■ DOCUMENT PASSAGE
************
I want to have a guide section with a view counter. At the moment I worry about the performance. I would like to have it in real time so if someone views the page i want to increase the counter.
I worry because , what if i would have 1000000 views per day. So I would have to hit my db 1000000 times, to increase the counter. (only on one guide!)
I have problems to calculate the performance hit. Is this a big performance hit or a small performance hit to update an integer?
My workaround would be to cache the views and submit them only every x views. This would reduce the db hits by a factor of x. (for example x=100)
I am using mongohq.com at the moment and it seems that they have a flat pricing model, so I only pay for the storage and not for read/writes.
I am asking because I don't want to abuse their pricing model.
Edit:
Here is my code of incrementing the views count.
************
(Layout element notes)
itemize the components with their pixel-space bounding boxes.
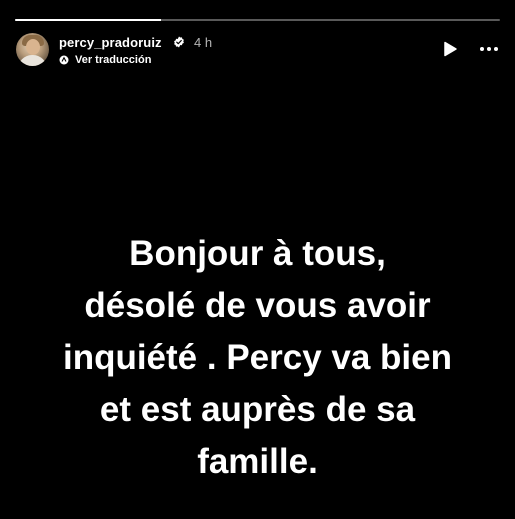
avatar[interactable] — [16, 33, 49, 66]
story-text: Bonjour à tous, désolé de vous avoir inq… — [62, 234, 453, 481]
username[interactable]: percy_pradoruiz — [59, 35, 162, 50]
story-viewer: percy_pradoruiz 4 h Ver traducción Bonjo… — [0, 0, 515, 519]
more-options-icon[interactable] — [479, 40, 499, 58]
post-time: 4 h — [194, 35, 213, 50]
translate-label: Ver traducción — [75, 54, 152, 66]
play-icon[interactable] — [441, 40, 459, 58]
story-header: percy_pradoruiz 4 h Ver traducción — [16, 32, 499, 68]
story-progress-bar — [15, 19, 500, 21]
story-progress-fill — [15, 19, 161, 21]
verified-badge-icon — [174, 36, 184, 48]
translate-link[interactable]: Ver traducción — [59, 53, 151, 67]
translate-icon — [59, 55, 69, 65]
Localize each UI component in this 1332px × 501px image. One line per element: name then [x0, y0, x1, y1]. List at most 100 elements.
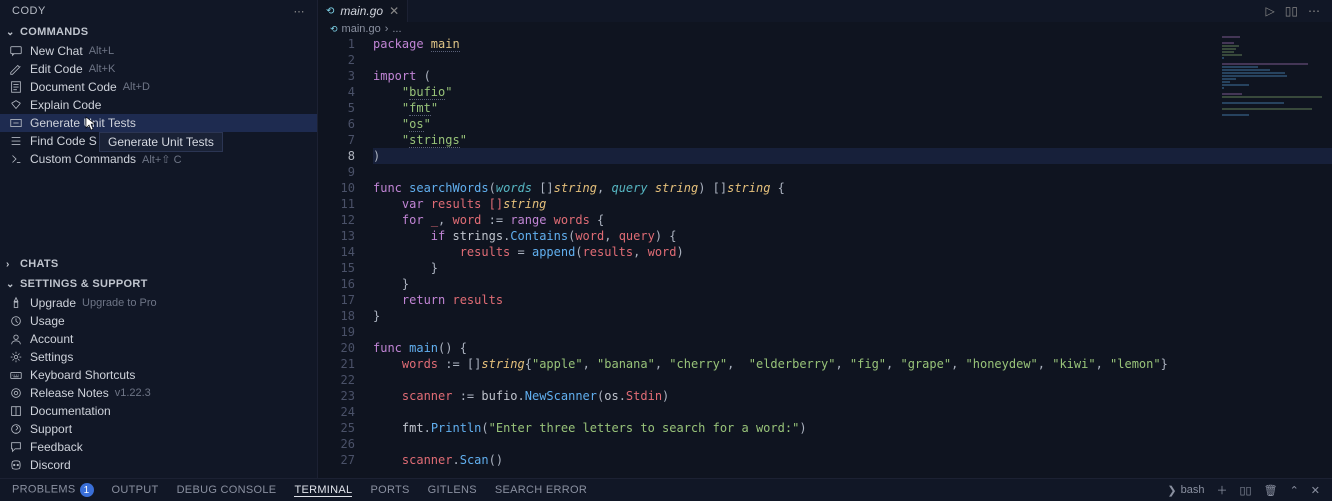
- settings-feedback[interactable]: Feedback: [0, 438, 317, 456]
- tab-main-go[interactable]: ⟲ main.go ✕: [318, 0, 408, 22]
- sidebar-more-icon[interactable]: ⋯: [294, 5, 306, 18]
- settings-usage[interactable]: Usage: [0, 312, 317, 330]
- go-file-icon: ⟲: [326, 6, 334, 17]
- upgrade-icon: [8, 295, 24, 311]
- usage-icon: [8, 313, 24, 329]
- terminal-profile[interactable]: ❯ bash: [1167, 484, 1204, 497]
- command-generate-unit-tests[interactable]: Generate Unit TestsGenerate Unit Tests: [0, 114, 317, 132]
- run-icon[interactable]: ▷: [1266, 4, 1275, 18]
- command-label: Document Code: [30, 80, 117, 94]
- minimap[interactable]: [1212, 36, 1332, 478]
- settings-label: Keyboard Shortcuts: [30, 368, 135, 382]
- settings-icon: [8, 349, 24, 365]
- split-terminal-icon[interactable]: ▯▯: [1239, 484, 1251, 497]
- settings-upgrade[interactable]: Upgrade Upgrade to Pro: [0, 294, 317, 312]
- release-icon: [8, 385, 24, 401]
- more-icon[interactable]: ⋯: [1308, 4, 1320, 18]
- settings-label: Release Notes: [30, 386, 109, 400]
- settings-label: Support: [30, 422, 72, 436]
- breadcrumb-file: main.go: [342, 23, 381, 35]
- command-label: New Chat: [30, 44, 83, 58]
- settings-discord[interactable]: Discord: [0, 456, 317, 474]
- section-chats-label: CHATS: [20, 258, 59, 270]
- custom-icon: [8, 151, 24, 167]
- panel-tab-debug-console[interactable]: DEBUG CONSOLE: [177, 484, 277, 496]
- settings-label: Discord: [30, 458, 71, 472]
- panel-tab-ports[interactable]: PORTS: [370, 484, 409, 496]
- chevron-down-icon: ⌄: [6, 279, 20, 290]
- settings-label: Account: [30, 332, 73, 346]
- settings-keyboard-shortcuts[interactable]: Keyboard Shortcuts: [0, 366, 317, 384]
- settings-hint: v1.22.3: [115, 387, 151, 399]
- discord-icon: [8, 457, 24, 473]
- section-commands-label: COMMANDS: [20, 26, 88, 38]
- settings-release-notes[interactable]: Release Notes v1.22.3: [0, 384, 317, 402]
- command-shortcut: Alt+D: [123, 81, 150, 93]
- command-edit-code[interactable]: Edit Code Alt+K: [0, 60, 317, 78]
- maximize-icon[interactable]: ⌃: [1290, 484, 1299, 497]
- bottom-panel: PROBLEMS1 OUTPUT DEBUG CONSOLE TERMINAL PORT…: [0, 478, 1332, 501]
- command-shortcut: Alt+K: [89, 63, 116, 75]
- command-shortcut: Alt+L: [89, 45, 114, 57]
- smell-icon: [8, 133, 24, 149]
- tab-name: main.go: [340, 4, 383, 18]
- tab-bar: ⟲ main.go ✕ ▷ ▯▯ ⋯: [318, 0, 1332, 22]
- terminal-name: bash: [1181, 484, 1205, 496]
- panel-tab-search-error[interactable]: SEARCH ERROR: [495, 484, 587, 496]
- account-icon: [8, 331, 24, 347]
- feedback-icon: [8, 439, 24, 455]
- settings-label: Upgrade: [30, 296, 76, 310]
- settings-settings[interactable]: Settings: [0, 348, 317, 366]
- edit-icon: [8, 61, 24, 77]
- command-label: Explain Code: [30, 98, 101, 112]
- close-panel-icon[interactable]: ✕: [1311, 484, 1320, 497]
- panel-tab-output[interactable]: OUTPUT: [112, 484, 159, 496]
- command-document-code[interactable]: Document Code Alt+D: [0, 78, 317, 96]
- breadcrumb-sep: ›: [385, 23, 389, 35]
- settings-support[interactable]: Support: [0, 420, 317, 438]
- sidebar-title: CODY ⋯: [0, 0, 317, 22]
- command-shortcut: Alt+⇧ C: [142, 153, 181, 166]
- support-icon: [8, 421, 24, 437]
- settings-account[interactable]: Account: [0, 330, 317, 348]
- trash-icon[interactable]: 🗑: [1264, 484, 1278, 497]
- panel-tab-problems[interactable]: PROBLEMS1: [12, 483, 94, 497]
- command-label: Edit Code: [30, 62, 83, 76]
- code-editor[interactable]: 1234567891011121314151617181920212223242…: [318, 36, 1332, 478]
- command-find-code-smells[interactable]: Find Code S: [0, 132, 317, 150]
- command-new-chat[interactable]: New Chat Alt+L: [0, 42, 317, 60]
- settings-label: Settings: [30, 350, 73, 364]
- chat-icon: [8, 43, 24, 59]
- settings-documentation[interactable]: Documentation: [0, 402, 317, 420]
- section-commands[interactable]: ⌄ COMMANDS: [0, 22, 317, 42]
- go-file-icon: ⟲: [330, 24, 338, 35]
- section-chats[interactable]: › CHATS: [0, 254, 317, 274]
- add-terminal-icon[interactable]: ＋: [1216, 482, 1227, 498]
- settings-label: Usage: [30, 314, 65, 328]
- chevron-down-icon: ⌄: [6, 27, 20, 38]
- section-settings-label: SETTINGS & SUPPORT: [20, 278, 148, 290]
- chevron-right-icon: ›: [6, 259, 20, 270]
- section-settings[interactable]: ⌄ SETTINGS & SUPPORT: [0, 274, 317, 294]
- line-gutter: 1234567891011121314151617181920212223242…: [318, 36, 373, 478]
- settings-label: Documentation: [30, 404, 111, 418]
- command-explain-code[interactable]: Explain Code: [0, 96, 317, 114]
- panel-tab-terminal[interactable]: TERMINAL: [294, 484, 352, 497]
- docu-icon: [8, 403, 24, 419]
- split-icon[interactable]: ▯▯: [1285, 4, 1298, 18]
- breadcrumb[interactable]: ⟲ main.go › ...: [318, 22, 1332, 36]
- panel-tab-gitlens[interactable]: GITLENS: [428, 484, 477, 496]
- command-custom-commands[interactable]: Custom Commands Alt+⇧ C: [0, 150, 317, 168]
- breadcrumb-rest: ...: [392, 23, 401, 35]
- sidebar: CODY ⋯ ⌄ COMMANDS New Chat Alt+L Edit Code…: [0, 0, 318, 478]
- code-lines[interactable]: package mainimport ( "bufio" "fmt" "os" …: [373, 36, 1332, 478]
- command-label: Find Code S: [30, 134, 97, 148]
- tab-actions: ▷ ▯▯ ⋯: [1266, 4, 1332, 18]
- keyboard-icon: [8, 367, 24, 383]
- test-icon: [8, 115, 24, 131]
- command-label: Custom Commands: [30, 152, 136, 166]
- settings-hint: Upgrade to Pro: [82, 297, 157, 309]
- editor-area: ⟲ main.go ✕ ▷ ▯▯ ⋯ ⟲ main.go › ... 12345…: [318, 0, 1332, 478]
- doc-icon: [8, 79, 24, 95]
- close-icon[interactable]: ✕: [389, 4, 399, 18]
************
■ WORK TO DO
**1.** In the view counter post, how does the proposed workaround help with the worry about hitting the database on every view? Answer in one to three sentences.
**2.** From the view counter post, reproduce the part from "I have problems" to "their pricing model." word for word.
**3.** Keep writing the view counter post, picking up right after its final sentence.

■ ANSWER LIST
**1.** Without the workaround, 1,000,000 views a day would mean 1,000,000 database hits for a single guide. Caching the views and saving them only every x views cuts the number of database hits by a factor of x. For example, with x=100 there would be a hundred times fewer hits.

**2.**
I have problems to calculate the performance hit. Is this a big performance hit or a small performance hit to update an integer?
My workaround would be to cache the views and submit them only every x views. This would reduce the db hits by a factor of x. (for example x=100)
I am using mongohq.com at the moment and it seems that they have a flat pricing model, so I only pay for the storage and not for read/writes.
I am asking because I don't want to abuse their pricing model.

**3.**
public static void increaseViews(String title) throws UnknownHostException,
MongoException, DbAuthException {
Datastore ds = DatabaseConnect.getInstance().getDatastore();
Query<UserGuides> q = ds.createQuery(UserGuides.class).field("title")
.equal(title);
UpdateOperations<UserGuides> ops = ds.createUpdateOperations(
UserGuides.class).inc("views");
ds.update(q, ops);
}
Disclaimer: I am a founder at MongoHQ
It is a small performance hit to do this using the $inc operator. MongoDB has a nice way of doing just this.
For example your query might look like:
db.pages.update({page: "index"}, {$inc: {hits: 1}})
Mongo can handle these very fast and will work well for what you are doing. If you get to where you are abusing a plan we will politely let you know ;)